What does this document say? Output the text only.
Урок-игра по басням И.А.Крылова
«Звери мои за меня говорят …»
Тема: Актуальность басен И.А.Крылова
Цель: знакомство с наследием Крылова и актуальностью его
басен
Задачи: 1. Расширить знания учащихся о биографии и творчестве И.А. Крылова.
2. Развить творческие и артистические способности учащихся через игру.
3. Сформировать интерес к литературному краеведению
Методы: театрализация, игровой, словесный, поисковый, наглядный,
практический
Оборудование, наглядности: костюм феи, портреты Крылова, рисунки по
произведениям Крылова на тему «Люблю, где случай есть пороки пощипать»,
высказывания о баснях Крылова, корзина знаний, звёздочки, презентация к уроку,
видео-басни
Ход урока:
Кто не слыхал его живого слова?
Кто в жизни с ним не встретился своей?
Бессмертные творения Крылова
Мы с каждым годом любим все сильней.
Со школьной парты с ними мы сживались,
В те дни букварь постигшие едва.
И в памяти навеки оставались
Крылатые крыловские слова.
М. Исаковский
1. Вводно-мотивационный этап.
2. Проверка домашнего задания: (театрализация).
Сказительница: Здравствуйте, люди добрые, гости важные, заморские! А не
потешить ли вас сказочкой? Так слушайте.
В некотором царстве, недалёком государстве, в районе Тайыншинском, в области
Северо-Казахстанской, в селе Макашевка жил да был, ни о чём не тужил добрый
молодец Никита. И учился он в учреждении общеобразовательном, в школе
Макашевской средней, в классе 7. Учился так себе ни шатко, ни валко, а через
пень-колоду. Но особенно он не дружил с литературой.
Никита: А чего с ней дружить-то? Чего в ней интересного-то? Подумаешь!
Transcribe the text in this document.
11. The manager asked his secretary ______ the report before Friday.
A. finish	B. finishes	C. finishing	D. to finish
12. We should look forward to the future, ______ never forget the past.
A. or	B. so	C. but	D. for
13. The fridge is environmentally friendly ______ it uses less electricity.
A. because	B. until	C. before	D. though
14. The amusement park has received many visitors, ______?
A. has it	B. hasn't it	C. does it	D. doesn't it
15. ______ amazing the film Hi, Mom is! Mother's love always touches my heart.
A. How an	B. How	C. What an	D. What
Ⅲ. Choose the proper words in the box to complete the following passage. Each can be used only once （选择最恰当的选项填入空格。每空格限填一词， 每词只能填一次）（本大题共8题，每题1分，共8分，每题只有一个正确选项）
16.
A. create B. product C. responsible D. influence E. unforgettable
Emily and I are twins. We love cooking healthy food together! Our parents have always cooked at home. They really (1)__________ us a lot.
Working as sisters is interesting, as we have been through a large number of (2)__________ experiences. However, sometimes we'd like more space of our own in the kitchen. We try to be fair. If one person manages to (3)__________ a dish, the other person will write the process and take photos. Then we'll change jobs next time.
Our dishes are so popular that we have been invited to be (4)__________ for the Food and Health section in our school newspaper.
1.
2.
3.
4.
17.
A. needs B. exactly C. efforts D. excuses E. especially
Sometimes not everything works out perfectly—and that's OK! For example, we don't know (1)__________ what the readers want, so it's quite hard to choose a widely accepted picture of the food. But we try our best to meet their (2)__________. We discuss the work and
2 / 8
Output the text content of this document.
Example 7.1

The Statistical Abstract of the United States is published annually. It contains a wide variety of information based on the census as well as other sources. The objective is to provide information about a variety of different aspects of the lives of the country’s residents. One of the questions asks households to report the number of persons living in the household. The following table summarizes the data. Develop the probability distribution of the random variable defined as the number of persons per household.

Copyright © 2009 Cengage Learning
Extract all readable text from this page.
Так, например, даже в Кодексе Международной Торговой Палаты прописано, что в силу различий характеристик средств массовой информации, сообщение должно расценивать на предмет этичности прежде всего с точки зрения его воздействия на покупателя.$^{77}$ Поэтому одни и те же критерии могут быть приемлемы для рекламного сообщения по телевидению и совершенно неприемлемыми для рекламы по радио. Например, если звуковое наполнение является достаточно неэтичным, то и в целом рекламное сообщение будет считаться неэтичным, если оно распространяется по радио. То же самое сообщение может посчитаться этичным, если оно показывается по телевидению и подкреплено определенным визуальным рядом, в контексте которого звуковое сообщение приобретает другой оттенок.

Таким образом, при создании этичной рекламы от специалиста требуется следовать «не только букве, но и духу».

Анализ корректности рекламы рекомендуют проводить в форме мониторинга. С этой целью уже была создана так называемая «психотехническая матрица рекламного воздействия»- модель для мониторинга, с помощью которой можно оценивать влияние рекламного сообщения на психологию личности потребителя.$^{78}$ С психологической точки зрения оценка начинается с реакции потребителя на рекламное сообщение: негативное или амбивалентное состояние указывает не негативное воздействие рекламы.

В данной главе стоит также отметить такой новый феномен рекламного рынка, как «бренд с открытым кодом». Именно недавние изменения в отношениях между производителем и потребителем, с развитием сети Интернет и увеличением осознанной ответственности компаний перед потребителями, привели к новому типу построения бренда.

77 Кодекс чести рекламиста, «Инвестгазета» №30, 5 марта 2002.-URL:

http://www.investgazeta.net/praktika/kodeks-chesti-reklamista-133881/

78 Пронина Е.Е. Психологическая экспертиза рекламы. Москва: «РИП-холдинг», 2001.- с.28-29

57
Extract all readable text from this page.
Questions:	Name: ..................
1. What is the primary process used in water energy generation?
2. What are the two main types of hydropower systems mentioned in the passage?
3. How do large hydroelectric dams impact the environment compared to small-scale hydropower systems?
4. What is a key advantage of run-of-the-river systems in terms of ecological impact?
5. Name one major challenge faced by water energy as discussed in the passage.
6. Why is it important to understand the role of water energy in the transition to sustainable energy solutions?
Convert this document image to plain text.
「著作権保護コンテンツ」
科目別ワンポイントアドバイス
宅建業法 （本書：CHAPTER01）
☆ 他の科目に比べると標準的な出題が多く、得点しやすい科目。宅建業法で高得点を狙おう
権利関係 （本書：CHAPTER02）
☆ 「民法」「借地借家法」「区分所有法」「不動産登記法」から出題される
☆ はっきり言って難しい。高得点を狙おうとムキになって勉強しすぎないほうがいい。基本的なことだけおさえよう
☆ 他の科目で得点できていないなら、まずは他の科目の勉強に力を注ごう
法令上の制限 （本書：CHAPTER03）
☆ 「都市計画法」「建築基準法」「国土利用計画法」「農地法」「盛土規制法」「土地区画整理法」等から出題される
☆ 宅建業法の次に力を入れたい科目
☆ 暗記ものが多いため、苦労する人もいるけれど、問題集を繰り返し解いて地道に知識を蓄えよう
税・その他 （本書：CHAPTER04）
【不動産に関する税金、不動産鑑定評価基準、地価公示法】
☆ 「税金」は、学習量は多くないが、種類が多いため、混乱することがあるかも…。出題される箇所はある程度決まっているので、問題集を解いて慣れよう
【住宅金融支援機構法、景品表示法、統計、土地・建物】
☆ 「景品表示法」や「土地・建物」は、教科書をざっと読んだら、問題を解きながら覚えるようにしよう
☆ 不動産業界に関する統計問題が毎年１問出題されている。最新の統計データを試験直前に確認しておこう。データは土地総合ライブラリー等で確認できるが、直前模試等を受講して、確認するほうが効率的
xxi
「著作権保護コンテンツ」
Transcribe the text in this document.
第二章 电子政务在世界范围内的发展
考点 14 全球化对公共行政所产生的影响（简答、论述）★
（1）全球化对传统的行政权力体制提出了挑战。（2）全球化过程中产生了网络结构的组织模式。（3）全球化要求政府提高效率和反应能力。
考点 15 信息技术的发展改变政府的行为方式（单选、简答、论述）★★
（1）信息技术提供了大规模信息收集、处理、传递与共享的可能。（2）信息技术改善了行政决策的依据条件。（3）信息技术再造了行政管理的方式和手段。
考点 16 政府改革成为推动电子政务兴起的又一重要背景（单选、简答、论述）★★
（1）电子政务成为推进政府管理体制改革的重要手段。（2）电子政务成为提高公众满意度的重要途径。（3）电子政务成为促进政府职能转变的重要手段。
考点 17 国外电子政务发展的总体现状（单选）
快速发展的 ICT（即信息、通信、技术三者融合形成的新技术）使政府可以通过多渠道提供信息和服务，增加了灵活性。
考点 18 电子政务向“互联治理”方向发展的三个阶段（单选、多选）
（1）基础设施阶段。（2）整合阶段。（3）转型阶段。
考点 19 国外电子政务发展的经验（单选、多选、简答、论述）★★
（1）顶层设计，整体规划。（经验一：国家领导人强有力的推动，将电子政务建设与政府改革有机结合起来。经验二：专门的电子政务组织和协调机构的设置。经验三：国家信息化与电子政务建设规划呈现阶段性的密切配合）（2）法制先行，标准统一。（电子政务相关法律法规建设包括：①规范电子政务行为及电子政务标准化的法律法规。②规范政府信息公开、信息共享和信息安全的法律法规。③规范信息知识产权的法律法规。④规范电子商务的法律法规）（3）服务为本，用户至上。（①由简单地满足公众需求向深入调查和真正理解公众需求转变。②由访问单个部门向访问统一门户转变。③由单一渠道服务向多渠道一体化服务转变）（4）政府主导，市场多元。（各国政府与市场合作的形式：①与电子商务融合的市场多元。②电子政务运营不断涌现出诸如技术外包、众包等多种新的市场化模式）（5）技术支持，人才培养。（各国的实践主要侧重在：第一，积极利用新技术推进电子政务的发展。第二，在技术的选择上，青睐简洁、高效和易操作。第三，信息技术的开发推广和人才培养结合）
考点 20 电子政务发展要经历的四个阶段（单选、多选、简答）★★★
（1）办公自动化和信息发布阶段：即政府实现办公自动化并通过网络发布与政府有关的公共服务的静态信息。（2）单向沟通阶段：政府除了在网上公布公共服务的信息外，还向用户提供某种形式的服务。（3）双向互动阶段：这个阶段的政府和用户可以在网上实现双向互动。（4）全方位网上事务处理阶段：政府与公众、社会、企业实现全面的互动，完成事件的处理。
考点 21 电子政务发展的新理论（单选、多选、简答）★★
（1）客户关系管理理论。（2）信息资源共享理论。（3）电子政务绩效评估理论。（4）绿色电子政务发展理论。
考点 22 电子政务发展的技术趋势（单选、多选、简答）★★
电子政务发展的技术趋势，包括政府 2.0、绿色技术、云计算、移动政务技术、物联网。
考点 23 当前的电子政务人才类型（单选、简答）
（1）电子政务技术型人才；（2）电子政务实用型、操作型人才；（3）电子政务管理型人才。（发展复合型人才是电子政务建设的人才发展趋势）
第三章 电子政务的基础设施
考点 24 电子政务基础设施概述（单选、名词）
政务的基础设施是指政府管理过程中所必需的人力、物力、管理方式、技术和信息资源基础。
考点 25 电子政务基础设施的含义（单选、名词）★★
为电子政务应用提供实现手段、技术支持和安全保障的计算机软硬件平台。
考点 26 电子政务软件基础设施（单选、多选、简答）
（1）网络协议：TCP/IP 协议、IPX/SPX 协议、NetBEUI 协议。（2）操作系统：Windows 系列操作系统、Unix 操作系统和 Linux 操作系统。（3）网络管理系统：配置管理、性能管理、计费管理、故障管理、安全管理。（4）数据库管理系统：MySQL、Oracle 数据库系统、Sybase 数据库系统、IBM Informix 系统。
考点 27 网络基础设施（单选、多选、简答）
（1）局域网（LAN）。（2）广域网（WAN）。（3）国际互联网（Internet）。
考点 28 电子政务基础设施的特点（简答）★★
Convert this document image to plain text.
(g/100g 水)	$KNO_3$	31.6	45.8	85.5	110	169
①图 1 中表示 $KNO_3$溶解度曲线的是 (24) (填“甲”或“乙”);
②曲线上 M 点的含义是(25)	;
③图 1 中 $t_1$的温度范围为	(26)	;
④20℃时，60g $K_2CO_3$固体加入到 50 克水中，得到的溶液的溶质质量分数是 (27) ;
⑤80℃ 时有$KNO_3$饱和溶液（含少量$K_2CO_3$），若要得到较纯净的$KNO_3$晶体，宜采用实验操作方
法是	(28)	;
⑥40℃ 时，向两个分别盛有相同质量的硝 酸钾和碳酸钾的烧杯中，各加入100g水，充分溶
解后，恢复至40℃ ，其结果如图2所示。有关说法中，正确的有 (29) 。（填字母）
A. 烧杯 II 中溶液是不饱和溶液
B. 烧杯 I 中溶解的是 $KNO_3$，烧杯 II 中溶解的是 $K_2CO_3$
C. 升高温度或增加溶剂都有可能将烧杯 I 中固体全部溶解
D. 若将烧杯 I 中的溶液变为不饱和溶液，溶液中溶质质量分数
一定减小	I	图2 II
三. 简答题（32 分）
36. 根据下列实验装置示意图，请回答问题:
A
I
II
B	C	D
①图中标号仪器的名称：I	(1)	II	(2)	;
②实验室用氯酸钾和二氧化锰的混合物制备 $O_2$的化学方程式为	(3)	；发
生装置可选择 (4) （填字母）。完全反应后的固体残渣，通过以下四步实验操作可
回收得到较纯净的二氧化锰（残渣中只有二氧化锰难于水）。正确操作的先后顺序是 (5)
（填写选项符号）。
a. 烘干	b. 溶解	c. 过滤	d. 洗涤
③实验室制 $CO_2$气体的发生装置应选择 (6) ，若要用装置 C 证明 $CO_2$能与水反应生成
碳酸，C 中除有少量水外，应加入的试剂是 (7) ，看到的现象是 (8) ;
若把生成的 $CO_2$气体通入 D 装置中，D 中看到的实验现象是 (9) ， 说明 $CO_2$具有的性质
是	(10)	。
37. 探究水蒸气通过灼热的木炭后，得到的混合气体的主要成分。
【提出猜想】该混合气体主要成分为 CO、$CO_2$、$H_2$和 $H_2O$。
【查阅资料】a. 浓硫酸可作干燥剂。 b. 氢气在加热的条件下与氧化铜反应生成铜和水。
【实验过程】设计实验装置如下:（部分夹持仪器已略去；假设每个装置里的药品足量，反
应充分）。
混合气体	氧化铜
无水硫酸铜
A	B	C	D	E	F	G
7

Exercise directions ::
What is the number of lines that hold the string "impact"? Give it alone.

Final answer ::
2